= TASK DESCRIPTION =
Repeat all entries exactly.

Dataset excerpt

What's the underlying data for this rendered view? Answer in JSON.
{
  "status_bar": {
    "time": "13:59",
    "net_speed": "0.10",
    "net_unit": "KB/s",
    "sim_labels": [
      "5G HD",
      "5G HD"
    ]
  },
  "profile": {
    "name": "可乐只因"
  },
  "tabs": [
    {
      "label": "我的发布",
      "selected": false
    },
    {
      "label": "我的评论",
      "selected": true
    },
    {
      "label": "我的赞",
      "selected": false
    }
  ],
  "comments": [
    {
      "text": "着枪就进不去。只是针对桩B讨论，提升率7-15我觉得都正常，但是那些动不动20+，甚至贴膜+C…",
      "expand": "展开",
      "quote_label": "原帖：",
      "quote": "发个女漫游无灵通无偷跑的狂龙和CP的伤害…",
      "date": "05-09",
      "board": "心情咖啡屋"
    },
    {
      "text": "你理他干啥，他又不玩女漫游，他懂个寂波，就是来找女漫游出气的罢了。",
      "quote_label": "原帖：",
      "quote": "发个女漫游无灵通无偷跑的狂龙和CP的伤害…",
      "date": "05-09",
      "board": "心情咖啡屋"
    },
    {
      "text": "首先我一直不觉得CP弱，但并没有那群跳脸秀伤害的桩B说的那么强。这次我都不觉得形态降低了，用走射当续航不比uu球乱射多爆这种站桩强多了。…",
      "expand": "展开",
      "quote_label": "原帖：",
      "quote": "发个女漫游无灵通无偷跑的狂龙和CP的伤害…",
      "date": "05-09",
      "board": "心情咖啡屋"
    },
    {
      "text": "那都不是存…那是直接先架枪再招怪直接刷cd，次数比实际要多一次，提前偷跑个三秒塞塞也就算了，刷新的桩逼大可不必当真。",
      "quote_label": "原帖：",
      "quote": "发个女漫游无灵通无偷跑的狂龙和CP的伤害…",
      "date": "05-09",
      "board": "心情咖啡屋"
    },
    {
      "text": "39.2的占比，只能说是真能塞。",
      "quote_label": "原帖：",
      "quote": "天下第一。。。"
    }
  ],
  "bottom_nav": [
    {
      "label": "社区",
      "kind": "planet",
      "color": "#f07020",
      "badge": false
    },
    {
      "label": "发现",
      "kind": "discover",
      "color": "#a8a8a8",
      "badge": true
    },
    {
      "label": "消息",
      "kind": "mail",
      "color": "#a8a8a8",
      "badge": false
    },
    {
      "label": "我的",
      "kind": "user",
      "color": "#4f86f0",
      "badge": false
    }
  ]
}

= WRITTEN SOLUTION =
What's the underlying data for this rendered view? Answer in JSON.
{
  "status_bar": {
    "time": "13:59",
    "net_speed": "0.10",
    "net_unit": "KB/s",
    "sim_labels": [
      "5G HD",
      "5G HD"
    ]
  },
  "profile": {
    "name": "可乐只因"
  },
  "tabs": [
    {
      "label": "我的发布",
      "selected": false
    },
    {
      "label": "我的评论",
      "selected": true
    },
    {
      "label": "我的赞",
      "selected": false
    }
  ],
  "comments": [
    {
      "text": "着枪就进不去。只是针对桩B讨论，提升率7-15我觉得都正常，但是那些动不动20+，甚至贴膜+C…",
      "expand": "展开",
      "quote_label": "原帖：",
      "quote": "发个女漫游无灵通无偷跑的狂龙和CP的伤害…",
      "date": "05-09",
      "board": "心情咖啡屋"
    },
    {
      "text": "你理他干啥，他又不玩女漫游，他懂个寂波，就是来找女漫游出气的罢了。",
      "quote_label": "原帖：",
      "quote": "发个女漫游无灵通无偷跑的狂龙和CP的伤害…",
      "date": "05-09",
      "board": "心情咖啡屋"
    },
    {
      "text": "首先我一直不觉得CP弱，但并没有那群跳脸秀伤害的桩B说的那么强。这次我都不觉得形态降低了，用走射当续航不比uu球乱射多爆这种站桩强多了。…",
      "expand": "展开",
      "quote_label": "原帖：",
      "quote": "发个女漫游无灵通无偷跑的狂龙和CP的伤害…",
      "date": "05-09",
      "board": "心情咖啡屋"
    },
    {
      "text": "那都不是存…那是直接先架枪再招怪直接刷cd，次数比实际要多一次，提前偷跑个三秒塞塞也就算了，刷新的桩逼大可不必当真。",
      "quote_label": "原帖：",
      "quote": "发个女漫游无灵通无偷跑的狂龙和CP的伤害…",
      "date": "05-09",
      "board": "心情咖啡屋"
    },
    {
      "text": "39.2的占比，只能说是真能塞。",
      "quote_label": "原帖：",
      "quote": "天下第一。。。"
    }
  ],
  "bottom_nav": [
    {
      "label": "社区",
      "kind": "planet",
      "color": "#f07020",
      "badge": false
    },
    {
      "label": "发现",
      "kind": "discover",
      "color": "#a8a8a8",
      "badge": true
    },
    {
      "label": "消息",
      "kind": "mail",
      "color": "#a8a8a8",
      "badge": false
    },
    {
      "label": "我的",
      "kind": "user",
      "color": "#4f86f0",
      "badge": false
    }
  ]
}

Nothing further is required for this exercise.